## What to do
Output every line of the data exactly as it appears.

# Start of Given data

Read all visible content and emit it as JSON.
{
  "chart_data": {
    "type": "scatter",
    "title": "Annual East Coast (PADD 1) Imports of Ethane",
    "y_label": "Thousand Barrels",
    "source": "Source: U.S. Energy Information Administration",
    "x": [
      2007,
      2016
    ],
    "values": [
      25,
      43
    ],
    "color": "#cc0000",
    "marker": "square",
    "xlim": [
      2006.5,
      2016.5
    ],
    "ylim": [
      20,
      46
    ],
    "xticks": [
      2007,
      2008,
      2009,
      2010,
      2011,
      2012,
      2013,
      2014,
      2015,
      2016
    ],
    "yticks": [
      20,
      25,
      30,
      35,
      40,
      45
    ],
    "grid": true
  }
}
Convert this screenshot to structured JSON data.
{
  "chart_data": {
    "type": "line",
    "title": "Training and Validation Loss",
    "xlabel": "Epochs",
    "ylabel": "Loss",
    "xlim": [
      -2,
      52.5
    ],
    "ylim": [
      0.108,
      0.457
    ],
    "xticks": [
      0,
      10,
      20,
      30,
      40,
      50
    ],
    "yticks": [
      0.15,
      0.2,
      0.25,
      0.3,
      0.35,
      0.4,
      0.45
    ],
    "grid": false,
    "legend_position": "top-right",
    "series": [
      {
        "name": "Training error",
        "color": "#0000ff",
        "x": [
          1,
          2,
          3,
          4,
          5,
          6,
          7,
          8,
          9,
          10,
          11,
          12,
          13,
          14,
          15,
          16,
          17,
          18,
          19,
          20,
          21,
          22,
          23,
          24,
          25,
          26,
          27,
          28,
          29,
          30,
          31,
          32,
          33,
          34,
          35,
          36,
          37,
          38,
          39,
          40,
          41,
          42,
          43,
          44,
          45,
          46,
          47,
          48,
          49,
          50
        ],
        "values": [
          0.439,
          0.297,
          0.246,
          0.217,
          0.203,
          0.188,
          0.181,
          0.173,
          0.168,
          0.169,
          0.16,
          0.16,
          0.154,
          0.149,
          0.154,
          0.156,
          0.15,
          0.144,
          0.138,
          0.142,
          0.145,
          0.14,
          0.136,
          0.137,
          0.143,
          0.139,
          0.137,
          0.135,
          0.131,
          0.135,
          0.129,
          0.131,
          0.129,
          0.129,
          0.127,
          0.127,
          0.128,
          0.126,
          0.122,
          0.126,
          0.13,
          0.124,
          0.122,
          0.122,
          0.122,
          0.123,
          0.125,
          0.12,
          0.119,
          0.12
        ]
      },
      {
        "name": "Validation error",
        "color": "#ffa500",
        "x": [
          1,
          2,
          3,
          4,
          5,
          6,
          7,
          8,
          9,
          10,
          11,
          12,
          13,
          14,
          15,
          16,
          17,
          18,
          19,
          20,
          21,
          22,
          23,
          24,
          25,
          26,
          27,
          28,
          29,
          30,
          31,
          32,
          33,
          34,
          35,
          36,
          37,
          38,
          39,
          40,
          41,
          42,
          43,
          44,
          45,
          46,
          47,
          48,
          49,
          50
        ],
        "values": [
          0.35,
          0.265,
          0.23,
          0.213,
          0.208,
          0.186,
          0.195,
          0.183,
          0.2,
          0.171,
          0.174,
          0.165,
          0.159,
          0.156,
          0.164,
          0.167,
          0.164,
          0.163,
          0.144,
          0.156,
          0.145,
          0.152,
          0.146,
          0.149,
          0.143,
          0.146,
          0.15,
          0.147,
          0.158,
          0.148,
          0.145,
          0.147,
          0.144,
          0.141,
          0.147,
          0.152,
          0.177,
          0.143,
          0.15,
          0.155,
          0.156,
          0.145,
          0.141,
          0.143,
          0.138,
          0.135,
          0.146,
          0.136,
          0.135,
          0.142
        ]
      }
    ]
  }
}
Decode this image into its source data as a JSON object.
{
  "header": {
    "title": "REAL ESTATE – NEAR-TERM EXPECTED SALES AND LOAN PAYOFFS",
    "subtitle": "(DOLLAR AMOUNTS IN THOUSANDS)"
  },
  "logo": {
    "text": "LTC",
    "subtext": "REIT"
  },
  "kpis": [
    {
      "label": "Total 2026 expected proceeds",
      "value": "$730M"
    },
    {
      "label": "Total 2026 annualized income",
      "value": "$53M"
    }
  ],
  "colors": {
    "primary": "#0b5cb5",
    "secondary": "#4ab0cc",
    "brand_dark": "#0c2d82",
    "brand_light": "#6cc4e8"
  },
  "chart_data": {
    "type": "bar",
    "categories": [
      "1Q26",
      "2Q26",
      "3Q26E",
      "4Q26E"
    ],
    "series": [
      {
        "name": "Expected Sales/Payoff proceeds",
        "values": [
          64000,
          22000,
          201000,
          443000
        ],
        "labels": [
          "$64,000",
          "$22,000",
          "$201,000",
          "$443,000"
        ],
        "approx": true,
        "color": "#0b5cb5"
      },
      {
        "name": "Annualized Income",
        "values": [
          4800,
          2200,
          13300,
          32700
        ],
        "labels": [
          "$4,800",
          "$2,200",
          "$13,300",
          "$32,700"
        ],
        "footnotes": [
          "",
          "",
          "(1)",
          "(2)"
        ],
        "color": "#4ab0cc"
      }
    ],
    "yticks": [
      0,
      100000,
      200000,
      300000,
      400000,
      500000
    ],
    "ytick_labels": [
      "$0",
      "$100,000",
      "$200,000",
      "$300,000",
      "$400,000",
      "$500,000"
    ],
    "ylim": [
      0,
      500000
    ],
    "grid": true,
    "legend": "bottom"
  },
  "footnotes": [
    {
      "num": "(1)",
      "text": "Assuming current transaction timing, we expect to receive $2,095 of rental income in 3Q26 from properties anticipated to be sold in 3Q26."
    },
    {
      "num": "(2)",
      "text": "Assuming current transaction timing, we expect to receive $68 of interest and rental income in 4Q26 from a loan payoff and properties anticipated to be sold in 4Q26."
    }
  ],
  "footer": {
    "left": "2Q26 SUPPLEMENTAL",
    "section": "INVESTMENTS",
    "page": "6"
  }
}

# End of Given data

## Finished task
Read all visible content and emit it as JSON.
{
  "chart_data": {
    "type": "scatter",
    "title": "Annual East Coast (PADD 1) Imports of Ethane",
    "y_label": "Thousand Barrels",
    "source": "Source: U.S. Energy Information Administration",
    "x": [
      2007,
      2016
    ],
    "values": [
      25,
      43
    ],
    "color": "#cc0000",
    "marker": "square",
    "xlim": [
      2006.5,
      2016.5
    ],
    "ylim": [
      20,
      46
    ],
    "xticks": [
      2007,
      2008,
      2009,
      2010,
      2011,
      2012,
      2013,
      2014,
      2015,
      2016
    ],
    "yticks": [
      20,
      25,
      30,
      35,
      40,
      45
    ],
    "grid": true
  }
}
Convert this screenshot to structured JSON data.
{
  "chart_data": {
    "type": "line",
    "title": "Training and Validation Loss",
    "xlabel": "Epochs",
    "ylabel": "Loss",
    "xlim": [
      -2,
      52.5
    ],
    "ylim": [
      0.108,
      0.457
    ],
    "xticks": [
      0,
      10,
      20,
      30,
      40,
      50
    ],
    "yticks": [
      0.15,
      0.2,
      0.25,
      0.3,
      0.35,
      0.4,
      0.45
    ],
    "grid": false,
    "legend_position": "top-right",
    "series": [
      {
        "name": "Training error",
        "color": "#0000ff",
        "x": [
          1,
          2,
          3,
          4,
          5,
          6,
          7,
          8,
          9,
          10,
          11,
          12,
          13,
          14,
          15,
          16,
          17,
          18,
          19,
          20,
          21,
          22,
          23,
          24,
          25,
          26,
          27,
          28,
          29,
          30,
          31,
          32,
          33,
          34,
          35,
          36,
          37,
          38,
          39,
          40,
          41,
          42,
          43,
          44,
          45,
          46,
          47,
          48,
          49,
          50
        ],
        "values": [
          0.439,
          0.297,
          0.246,
          0.217,
          0.203,
          0.188,
          0.181,
          0.173,
          0.168,
          0.169,
          0.16,
          0.16,
          0.154,
          0.149,
          0.154,
          0.156,
          0.15,
          0.144,
          0.138,
          0.142,
          0.145,
          0.14,
          0.136,
          0.137,
          0.143,
          0.139,
          0.137,
          0.135,
          0.131,
          0.135,
          0.129,
          0.131,
          0.129,
          0.129,
          0.127,
          0.127,
          0.128,
          0.126,
          0.122,
          0.126,
          0.13,
          0.124,
          0.122,
          0.122,
          0.122,
          0.123,
          0.125,
          0.12,
          0.119,
          0.12
        ]
      },
      {
        "name": "Validation error",
        "color": "#ffa500",
        "x": [
          1,
          2,
          3,
          4,
          5,
          6,
          7,
          8,
          9,
          10,
          11,
          12,
          13,
          14,
          15,
          16,
          17,
          18,
          19,
          20,
          21,
          22,
          23,
          24,
          25,
          26,
          27,
          28,
          29,
          30,
          31,
          32,
          33,
          34,
          35,
          36,
          37,
          38,
          39,
          40,
          41,
          42,
          43,
          44,
          45,
          46,
          47,
          48,
          49,
          50
        ],
        "values": [
          0.35,
          0.265,
          0.23,
          0.213,
          0.208,
          0.186,
          0.195,
          0.183,
          0.2,
          0.171,
          0.174,
          0.165,
          0.159,
          0.156,
          0.164,
          0.167,
          0.164,
          0.163,
          0.144,
          0.156,
          0.145,
          0.152,
          0.146,
          0.149,
          0.143,
          0.146,
          0.15,
          0.147,
          0.158,
          0.148,
          0.145,
          0.147,
          0.144,
          0.141,
          0.147,
          0.152,
          0.177,
          0.143,
          0.15,
          0.155,
          0.156,
          0.145,
          0.141,
          0.143,
          0.138,
          0.135,
          0.146,
          0.136,
          0.135,
          0.142
        ]
      }
    ]
  }
}
Decode this image into its source data as a JSON object.
{
  "header": {
    "title": "REAL ESTATE – NEAR-TERM EXPECTED SALES AND LOAN PAYOFFS",
    "subtitle": "(DOLLAR AMOUNTS IN THOUSANDS)"
  },
  "logo": {
    "text": "LTC",
    "subtext": "REIT"
  },
  "kpis": [
    {
      "label": "Total 2026 expected proceeds",
      "value": "$730M"
    },
    {
      "label": "Total 2026 annualized income",
      "value": "$53M"
    }
  ],
  "colors": {
    "primary": "#0b5cb5",
    "secondary": "#4ab0cc",
    "brand_dark": "#0c2d82",
    "brand_light": "#6cc4e8"
  },
  "chart_data": {
    "type": "bar",
    "categories": [
      "1Q26",
      "2Q26",
      "3Q26E",
      "4Q26E"
    ],
    "series": [
      {
        "name": "Expected Sales/Payoff proceeds",
        "values": [
          64000,
          22000,
          201000,
          443000
        ],
        "labels": [
          "$64,000",
          "$22,000",
          "$201,000",
          "$443,000"
        ],
        "approx": true,
        "color": "#0b5cb5"
      },
      {
        "name": "Annualized Income",
        "values": [
          4800,
          2200,
          13300,
          32700
        ],
        "labels": [
          "$4,800",
          "$2,200",
          "$13,300",
          "$32,700"
        ],
        "footnotes": [
          "",
          "",
          "(1)",
          "(2)"
        ],
        "color": "#4ab0cc"
      }
    ],
    "yticks": [
      0,
      100000,
      200000,
      300000,
      400000,
      500000
    ],
    "ytick_labels": [
      "$0",
      "$100,000",
      "$200,000",
      "$300,000",
      "$400,000",
      "$500,000"
    ],
    "ylim": [
      0,
      500000
    ],
    "grid": true,
    "legend": "bottom"
  },
  "footnotes": [
    {
      "num": "(1)",
      "text": "Assuming current transaction timing, we expect to receive $2,095 of rental income in 3Q26 from properties anticipated to be sold in 3Q26."
    },
    {
      "num": "(2)",
      "text": "Assuming current transaction timing, we expect to receive $68 of interest and rental income in 4Q26 from a loan payoff and properties anticipated to be sold in 4Q26."
    }
  ],
  "footer": {
    "left": "2Q26 SUPPLEMENTAL",
    "section": "INVESTMENTS",
    "page": "6"
  }
}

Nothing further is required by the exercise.